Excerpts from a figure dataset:
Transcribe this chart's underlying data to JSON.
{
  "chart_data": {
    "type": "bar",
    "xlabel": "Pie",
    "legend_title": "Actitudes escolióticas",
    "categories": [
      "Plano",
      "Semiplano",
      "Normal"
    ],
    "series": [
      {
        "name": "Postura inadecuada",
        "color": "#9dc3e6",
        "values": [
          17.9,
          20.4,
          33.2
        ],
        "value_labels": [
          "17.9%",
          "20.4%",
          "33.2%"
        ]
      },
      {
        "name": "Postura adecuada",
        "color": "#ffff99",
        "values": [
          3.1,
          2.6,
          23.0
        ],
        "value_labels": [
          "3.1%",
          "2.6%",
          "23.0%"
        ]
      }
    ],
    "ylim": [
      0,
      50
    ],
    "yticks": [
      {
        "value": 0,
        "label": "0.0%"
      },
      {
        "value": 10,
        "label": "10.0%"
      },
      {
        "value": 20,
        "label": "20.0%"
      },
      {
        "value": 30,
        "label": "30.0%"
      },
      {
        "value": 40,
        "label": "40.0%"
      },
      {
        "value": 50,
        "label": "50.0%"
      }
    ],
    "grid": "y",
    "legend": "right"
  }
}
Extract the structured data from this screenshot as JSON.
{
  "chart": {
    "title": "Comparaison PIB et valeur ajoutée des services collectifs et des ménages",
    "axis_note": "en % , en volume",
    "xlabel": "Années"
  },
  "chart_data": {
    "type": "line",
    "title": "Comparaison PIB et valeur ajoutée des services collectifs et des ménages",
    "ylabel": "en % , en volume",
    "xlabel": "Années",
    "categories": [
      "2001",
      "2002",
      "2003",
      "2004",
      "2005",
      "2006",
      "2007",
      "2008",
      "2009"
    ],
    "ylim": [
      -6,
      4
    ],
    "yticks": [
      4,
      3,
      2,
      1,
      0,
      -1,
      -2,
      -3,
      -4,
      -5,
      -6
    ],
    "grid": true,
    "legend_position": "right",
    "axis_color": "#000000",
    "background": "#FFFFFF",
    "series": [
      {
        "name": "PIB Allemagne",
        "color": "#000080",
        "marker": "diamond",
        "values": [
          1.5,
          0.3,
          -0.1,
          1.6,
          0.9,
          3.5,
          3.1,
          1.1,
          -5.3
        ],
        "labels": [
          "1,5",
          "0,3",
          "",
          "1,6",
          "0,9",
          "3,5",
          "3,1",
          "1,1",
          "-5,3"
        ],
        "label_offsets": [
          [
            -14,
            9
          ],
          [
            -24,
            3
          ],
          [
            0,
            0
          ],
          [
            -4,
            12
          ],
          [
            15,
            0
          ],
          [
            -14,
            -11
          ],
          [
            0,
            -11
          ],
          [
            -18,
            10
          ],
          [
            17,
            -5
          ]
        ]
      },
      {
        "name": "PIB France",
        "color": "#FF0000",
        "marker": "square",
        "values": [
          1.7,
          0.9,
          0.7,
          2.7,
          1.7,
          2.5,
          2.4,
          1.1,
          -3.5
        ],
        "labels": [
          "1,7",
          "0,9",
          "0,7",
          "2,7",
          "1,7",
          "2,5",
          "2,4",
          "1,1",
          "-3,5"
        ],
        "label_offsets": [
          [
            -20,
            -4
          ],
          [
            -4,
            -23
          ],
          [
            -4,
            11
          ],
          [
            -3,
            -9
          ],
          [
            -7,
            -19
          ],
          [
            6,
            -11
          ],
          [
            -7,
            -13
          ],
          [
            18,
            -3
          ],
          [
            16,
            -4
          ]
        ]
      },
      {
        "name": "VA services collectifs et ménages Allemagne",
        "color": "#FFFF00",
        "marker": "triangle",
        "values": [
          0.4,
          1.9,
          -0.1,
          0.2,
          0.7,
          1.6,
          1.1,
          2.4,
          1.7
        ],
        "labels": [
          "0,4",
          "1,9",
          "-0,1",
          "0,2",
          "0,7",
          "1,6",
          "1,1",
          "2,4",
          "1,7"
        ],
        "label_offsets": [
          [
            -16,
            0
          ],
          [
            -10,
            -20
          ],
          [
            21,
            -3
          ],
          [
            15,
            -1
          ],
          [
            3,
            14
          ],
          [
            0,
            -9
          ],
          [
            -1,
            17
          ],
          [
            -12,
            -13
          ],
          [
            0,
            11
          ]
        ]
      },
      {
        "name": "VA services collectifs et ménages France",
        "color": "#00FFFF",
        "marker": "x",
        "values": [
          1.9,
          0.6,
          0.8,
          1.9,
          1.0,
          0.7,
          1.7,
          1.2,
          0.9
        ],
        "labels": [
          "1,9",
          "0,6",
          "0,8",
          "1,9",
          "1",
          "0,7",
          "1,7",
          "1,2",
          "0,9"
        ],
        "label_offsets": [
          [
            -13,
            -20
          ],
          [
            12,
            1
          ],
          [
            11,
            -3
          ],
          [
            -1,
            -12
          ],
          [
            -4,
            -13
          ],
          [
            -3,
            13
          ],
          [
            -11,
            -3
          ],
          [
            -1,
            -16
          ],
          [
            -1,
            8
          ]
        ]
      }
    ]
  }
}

Required task = Work out the number of lines in this listing that include the word "marker". Reply with that number only.

Written answer = 4